• [SOURCE EXCERPT]
==============================
The above directory schemes have the drawback of performance bottleneck

at the main memory, any cache missing a data block has to access the main memory to get a copy. To this end, Wilson[Wilson 87], Haridi[Haridi 89], Yang et al. [Yang 90] proposed bus-based hierarchical tree structures where each node is a group of processing or storing elements connected by a bus. Each element in the tree records which blocks are cached by its descendant elements[Wallach 92]. A processor in want of a data block sends its request up the tree until a copy is located. These schemes differ in whether the intermediate level only stores directory information[Haridi 89, Yang 90], and whether the main memory is attached at the top of the hierarchy[Wilson 87, Yang 90]. Wallach[Wallach 92] proposed a similar tree hierarchy scheme and its mapping onto k-ary n-cubes, with different hierarchies for different data blocks, further reducing the memory bottleneck.

All these hierarchical schemes have a fixed sharing structure containing all caches: at any time the tree may have many irrelevant caches. A requesting cache would have to send its message past several caches before finally locating a cache with a copy of the requested data block; cache invalidation/updating also may have to pass irrelevant caches on way to the destination caches. It is desirable to have a dynamic sharing structure that adjusts to changing data-sharing and contains only relevant caches.
==============================
From the passage on hierarchical cache directory schemes, pull out the wording between "All these hierarchical" and "only relevant caches.", inclusive, without changing a character.

• [MATERIAL PROVIDED]
==============================
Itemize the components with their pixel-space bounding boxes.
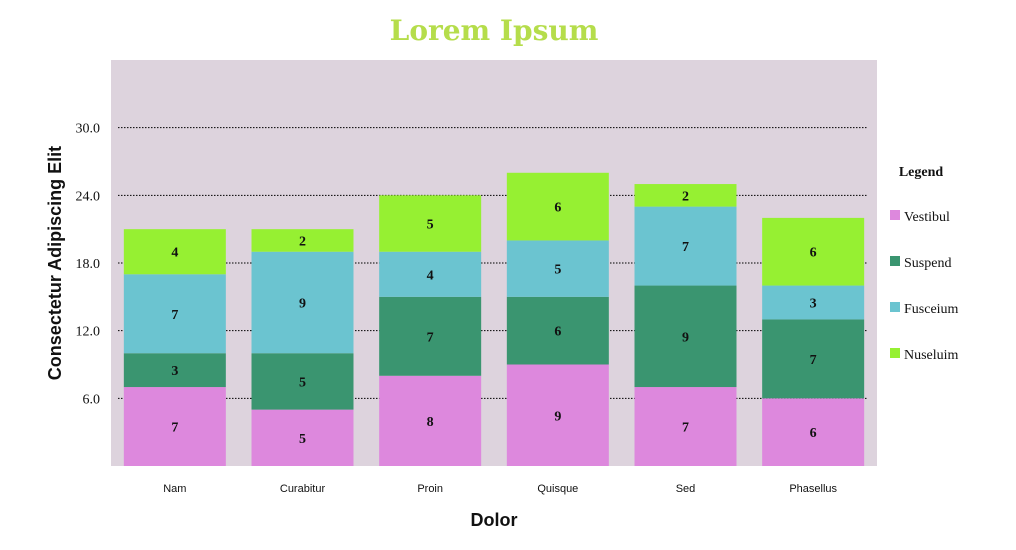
==============================
• [SOLUTION TO THIS PROBLEM]
All these hierarchical schemes have a fixed sharing structure containing all caches: at any time the tree may have many irrelevant caches. A requesting cache would have to send its message past several caches before finally locating a cache with a copy of the requested data block; cache invalidation/updating also may have to pass irrelevant caches on way to the destination caches. It is desirable to have a dynamic sharing structure that adjusts to changing data-sharing and contains only relevant caches.